* EXPLORE THE MATERIAL
**A.** Update everything in the 9/11 post from "I was in 11th" down to "definitely wasn't panicking." so that "geometry" reads "algebra".
**B.** Write what follows the last sentence of the 9/11 post.

* TEXT PROVIDED
● ● ● ● ● ● ●

Sunday, September 11, 2011

Obligatory 9/11 Post


I've never made a "where were you when you heard" post, but I guess the 10 year anniversary of the attacks is an appropriate time to do it.

I was in 11th grade, 3rd period geometry, falling asleep, getting bothered by all the kids who were being called over the PA to go to the office (I assumed yet another kid was found with drugs in his car). An administrator came by our class and said no one was allowed to leave the room when the bell rang. The entire class was buzzing. More kids were called down. 15 minutes later we were allowed to go to our next class. I was all "whats going on," but I definitely wasn't panicking.

I was on my way to English when I ran into Cara and her boyfriend, and she was red-faced, sobbing. I remember her exact words: "Dude, the world trade center and the white house have been bombed!" She explained they heard a bunch of radio broadcasts in her newspaper class. And then I instantly went into panic mode. The idea of bombs scared me shitless.

I went to class, and everyone was freaking out. I lived and went to school on a military base, so there was a lot of "Where's your dad?" "Where's your mom?" "What's going on with the NSA?" "Do we get early dismissal?" I sat down and started crying, full on hysteria because we were 5 miles away from the National Security Agency and 40 minutes from DC. My dad worked at the Pentagon, and even though he had thankfully been deployed to Korea the month before, I was still terrified that something would happen to him.

● ● ● ● ● ● ●

Data items
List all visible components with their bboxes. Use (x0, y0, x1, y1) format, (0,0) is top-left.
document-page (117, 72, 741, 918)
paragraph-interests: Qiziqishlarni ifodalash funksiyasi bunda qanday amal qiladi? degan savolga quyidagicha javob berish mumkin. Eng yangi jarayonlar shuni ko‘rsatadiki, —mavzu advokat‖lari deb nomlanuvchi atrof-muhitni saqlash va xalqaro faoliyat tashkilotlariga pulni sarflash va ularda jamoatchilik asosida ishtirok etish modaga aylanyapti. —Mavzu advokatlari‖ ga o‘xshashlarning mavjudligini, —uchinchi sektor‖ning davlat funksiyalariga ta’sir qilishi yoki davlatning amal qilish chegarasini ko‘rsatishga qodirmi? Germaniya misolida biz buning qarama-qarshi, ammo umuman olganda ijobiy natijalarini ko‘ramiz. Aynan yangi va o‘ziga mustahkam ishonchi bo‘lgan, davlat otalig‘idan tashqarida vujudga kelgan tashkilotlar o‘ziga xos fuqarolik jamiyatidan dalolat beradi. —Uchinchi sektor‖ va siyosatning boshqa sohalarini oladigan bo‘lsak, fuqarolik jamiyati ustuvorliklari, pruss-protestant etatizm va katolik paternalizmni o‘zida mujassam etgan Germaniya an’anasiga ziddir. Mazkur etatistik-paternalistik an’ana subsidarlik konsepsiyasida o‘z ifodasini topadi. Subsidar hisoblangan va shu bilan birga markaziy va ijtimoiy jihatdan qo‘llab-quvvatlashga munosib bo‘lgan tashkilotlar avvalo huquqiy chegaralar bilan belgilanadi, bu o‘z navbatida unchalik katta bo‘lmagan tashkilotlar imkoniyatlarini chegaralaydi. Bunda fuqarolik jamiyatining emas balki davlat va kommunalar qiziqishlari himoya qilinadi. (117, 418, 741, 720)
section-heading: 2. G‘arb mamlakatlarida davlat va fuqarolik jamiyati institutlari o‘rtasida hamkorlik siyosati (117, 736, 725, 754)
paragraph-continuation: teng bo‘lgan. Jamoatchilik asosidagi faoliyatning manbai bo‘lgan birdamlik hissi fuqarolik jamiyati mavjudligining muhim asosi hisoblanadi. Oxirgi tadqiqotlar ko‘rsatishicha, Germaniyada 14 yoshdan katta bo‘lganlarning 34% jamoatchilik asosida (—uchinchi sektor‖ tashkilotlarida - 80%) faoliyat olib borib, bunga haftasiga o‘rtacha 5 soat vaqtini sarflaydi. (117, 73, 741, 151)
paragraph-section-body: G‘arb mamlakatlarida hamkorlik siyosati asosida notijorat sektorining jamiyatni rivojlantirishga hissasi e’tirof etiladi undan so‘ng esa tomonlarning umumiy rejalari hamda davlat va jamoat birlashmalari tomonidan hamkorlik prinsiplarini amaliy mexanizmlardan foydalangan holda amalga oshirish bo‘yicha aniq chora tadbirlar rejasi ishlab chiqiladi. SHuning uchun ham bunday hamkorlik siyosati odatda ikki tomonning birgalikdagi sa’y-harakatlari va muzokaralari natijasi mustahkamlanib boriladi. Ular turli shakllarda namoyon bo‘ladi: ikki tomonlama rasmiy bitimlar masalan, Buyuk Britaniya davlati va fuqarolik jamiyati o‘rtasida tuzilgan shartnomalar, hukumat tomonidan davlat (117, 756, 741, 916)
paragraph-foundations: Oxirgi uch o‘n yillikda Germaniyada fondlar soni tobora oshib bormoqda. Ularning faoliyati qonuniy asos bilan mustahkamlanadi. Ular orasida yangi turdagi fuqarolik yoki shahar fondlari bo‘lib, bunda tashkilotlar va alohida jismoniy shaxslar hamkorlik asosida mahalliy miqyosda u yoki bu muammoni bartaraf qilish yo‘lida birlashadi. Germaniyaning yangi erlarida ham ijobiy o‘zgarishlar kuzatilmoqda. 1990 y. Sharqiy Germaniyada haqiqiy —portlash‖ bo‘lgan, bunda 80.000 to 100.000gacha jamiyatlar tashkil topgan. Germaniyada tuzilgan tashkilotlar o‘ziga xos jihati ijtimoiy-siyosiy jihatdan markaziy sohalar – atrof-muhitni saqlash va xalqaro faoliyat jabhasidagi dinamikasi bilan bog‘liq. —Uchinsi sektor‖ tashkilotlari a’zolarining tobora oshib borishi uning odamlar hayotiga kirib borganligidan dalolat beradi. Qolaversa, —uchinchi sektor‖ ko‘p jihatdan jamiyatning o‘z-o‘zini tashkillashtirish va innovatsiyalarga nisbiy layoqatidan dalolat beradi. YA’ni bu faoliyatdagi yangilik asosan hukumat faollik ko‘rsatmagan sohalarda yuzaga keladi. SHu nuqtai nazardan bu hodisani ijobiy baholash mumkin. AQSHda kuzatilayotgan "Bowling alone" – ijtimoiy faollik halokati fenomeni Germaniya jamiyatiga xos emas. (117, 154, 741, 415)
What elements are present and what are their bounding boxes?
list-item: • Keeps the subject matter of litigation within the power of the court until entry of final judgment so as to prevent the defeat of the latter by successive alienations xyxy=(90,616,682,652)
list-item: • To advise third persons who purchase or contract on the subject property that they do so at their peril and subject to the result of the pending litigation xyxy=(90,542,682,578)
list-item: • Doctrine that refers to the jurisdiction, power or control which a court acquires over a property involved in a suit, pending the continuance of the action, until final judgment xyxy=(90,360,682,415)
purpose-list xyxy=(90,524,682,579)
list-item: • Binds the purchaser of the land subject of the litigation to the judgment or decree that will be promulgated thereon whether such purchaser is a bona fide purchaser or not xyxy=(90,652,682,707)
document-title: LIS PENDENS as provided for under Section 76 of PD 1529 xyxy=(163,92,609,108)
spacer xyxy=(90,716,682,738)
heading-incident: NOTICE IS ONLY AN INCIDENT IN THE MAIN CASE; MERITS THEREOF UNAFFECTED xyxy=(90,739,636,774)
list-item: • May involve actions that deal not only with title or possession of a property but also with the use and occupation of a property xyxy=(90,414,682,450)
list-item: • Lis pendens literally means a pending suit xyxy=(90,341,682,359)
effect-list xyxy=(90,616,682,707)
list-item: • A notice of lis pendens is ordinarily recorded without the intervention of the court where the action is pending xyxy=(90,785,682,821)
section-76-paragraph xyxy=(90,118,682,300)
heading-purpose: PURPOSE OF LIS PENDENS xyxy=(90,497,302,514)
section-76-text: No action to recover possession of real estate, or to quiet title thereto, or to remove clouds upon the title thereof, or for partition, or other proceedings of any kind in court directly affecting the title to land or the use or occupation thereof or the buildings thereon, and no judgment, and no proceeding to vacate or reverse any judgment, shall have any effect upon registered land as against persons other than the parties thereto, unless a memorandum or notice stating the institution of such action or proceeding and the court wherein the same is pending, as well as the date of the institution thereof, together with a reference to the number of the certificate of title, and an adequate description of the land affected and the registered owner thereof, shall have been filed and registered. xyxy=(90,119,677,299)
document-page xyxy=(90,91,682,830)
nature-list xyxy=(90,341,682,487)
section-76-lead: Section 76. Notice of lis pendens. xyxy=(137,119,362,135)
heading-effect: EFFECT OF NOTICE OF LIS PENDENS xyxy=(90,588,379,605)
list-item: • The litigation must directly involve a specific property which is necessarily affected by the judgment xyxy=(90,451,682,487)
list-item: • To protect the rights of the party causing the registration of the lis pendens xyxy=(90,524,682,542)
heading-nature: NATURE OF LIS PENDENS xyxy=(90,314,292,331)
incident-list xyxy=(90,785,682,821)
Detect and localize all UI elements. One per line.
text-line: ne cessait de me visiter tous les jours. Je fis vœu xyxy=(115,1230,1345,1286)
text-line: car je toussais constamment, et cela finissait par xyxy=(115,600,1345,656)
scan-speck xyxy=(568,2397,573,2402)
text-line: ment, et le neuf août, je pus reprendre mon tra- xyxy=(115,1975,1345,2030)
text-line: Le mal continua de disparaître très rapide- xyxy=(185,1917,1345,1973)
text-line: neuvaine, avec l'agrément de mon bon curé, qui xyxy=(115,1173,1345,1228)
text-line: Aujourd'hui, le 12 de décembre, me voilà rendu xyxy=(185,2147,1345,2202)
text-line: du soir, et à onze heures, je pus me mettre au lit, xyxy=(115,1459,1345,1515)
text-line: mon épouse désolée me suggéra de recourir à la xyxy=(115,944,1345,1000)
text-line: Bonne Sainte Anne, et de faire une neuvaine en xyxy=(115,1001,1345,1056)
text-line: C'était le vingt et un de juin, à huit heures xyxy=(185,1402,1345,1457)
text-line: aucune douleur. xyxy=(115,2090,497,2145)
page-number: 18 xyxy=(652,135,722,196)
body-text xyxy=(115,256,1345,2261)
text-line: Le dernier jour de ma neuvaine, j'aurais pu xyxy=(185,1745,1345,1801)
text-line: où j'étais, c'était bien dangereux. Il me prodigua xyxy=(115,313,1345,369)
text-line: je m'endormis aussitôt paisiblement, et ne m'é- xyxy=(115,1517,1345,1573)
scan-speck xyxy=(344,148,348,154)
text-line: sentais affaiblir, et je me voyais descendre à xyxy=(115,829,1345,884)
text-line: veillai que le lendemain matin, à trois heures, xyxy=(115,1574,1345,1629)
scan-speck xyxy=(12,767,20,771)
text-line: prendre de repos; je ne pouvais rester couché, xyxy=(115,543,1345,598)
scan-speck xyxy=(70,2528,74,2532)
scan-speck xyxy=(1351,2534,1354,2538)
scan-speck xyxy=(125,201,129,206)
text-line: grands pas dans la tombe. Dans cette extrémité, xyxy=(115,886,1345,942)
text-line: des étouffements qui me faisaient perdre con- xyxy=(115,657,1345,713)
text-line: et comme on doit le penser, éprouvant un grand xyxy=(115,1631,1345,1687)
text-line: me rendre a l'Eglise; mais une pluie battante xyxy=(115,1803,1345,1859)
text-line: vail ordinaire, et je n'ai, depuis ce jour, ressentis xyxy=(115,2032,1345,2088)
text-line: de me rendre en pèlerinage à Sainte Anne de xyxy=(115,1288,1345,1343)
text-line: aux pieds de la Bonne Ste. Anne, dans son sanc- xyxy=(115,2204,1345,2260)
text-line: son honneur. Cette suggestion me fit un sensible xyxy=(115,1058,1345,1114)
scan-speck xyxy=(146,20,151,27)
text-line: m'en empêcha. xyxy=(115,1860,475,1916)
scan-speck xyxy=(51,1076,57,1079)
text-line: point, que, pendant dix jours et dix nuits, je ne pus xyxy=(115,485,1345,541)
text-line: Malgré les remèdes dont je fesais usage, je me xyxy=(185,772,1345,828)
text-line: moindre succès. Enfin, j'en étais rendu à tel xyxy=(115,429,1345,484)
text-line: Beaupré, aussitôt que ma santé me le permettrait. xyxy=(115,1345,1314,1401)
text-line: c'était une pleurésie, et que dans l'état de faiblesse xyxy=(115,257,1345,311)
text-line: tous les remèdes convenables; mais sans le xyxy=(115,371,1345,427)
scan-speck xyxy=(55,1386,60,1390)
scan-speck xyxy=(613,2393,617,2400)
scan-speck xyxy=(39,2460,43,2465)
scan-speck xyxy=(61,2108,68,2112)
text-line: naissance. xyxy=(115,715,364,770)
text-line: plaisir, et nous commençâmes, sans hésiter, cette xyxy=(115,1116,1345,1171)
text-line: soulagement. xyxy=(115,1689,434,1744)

● ● ● ● ● ● ●

* ANSWERS FOR THIS EXERCISE
**A.**
I was in 11th grade, 3rd period algebra, falling asleep, getting bothered by all the kids who were being called over the PA to go to the office (I assumed yet another kid was found with drugs in his car). An administrator came by our class and said no one was allowed to leave the room when the bell rang. The entire class was buzzing. More kids were called down. 15 minutes later we were allowed to go to our next class. I was all "whats going on," but I definitely wasn't panicking.

**B.**
My teacher, Mrs. Jepsen, stood at the front of the class and asked who had a cell phone. We were all scared, but even more scared of getting caught with a cell phone on school grounds. "You're not going to get in trouble, someone hand me a goddamn cell phone so I can figure out what's going on!" she screamed at us. Nearly every hand went up in the air, because we all had phones, but no cable or radio's in the classroom. Go figure, public school.

Ha, I do remember, suddenly it was very important to have everyone's cell #. we were even writing them on the board so we could all be in touch.

About an hour later, we were released. Cara's mom took me to her house, not letting me go home until my mom got home. Even though I was 17, and had my own car, I felt like a scared 7 year old, and it was insanely comforting to have my second mom look out for me (turns out my brother Josh--who my principal knew was my brother--tried to pick me up from school when the first reports were released, but the principal was like "no you're not on her emergency contacts, you can't take her home." wtf, she knew we were related. anyway). I stayed at Cara's house talking to my boyfriend Adam while she played Tony Hawk.

After a few freaked out hours, Cara and I decided to get out of the house, and go homecoming dress shopping at the PX. I found a dress that was the hottness, but it didn't distract me from waiting to hear air raid sirens. When my mom was finally able to get home (the first day of 3 months of 2 hour+ waits to get on base because they inspected every single car), she and I sat on her bed, taking turns talking to my dad on the phone. I fell asleep, still in my school clothes, in her room, watching the news. My mom says I didn't move the entire night.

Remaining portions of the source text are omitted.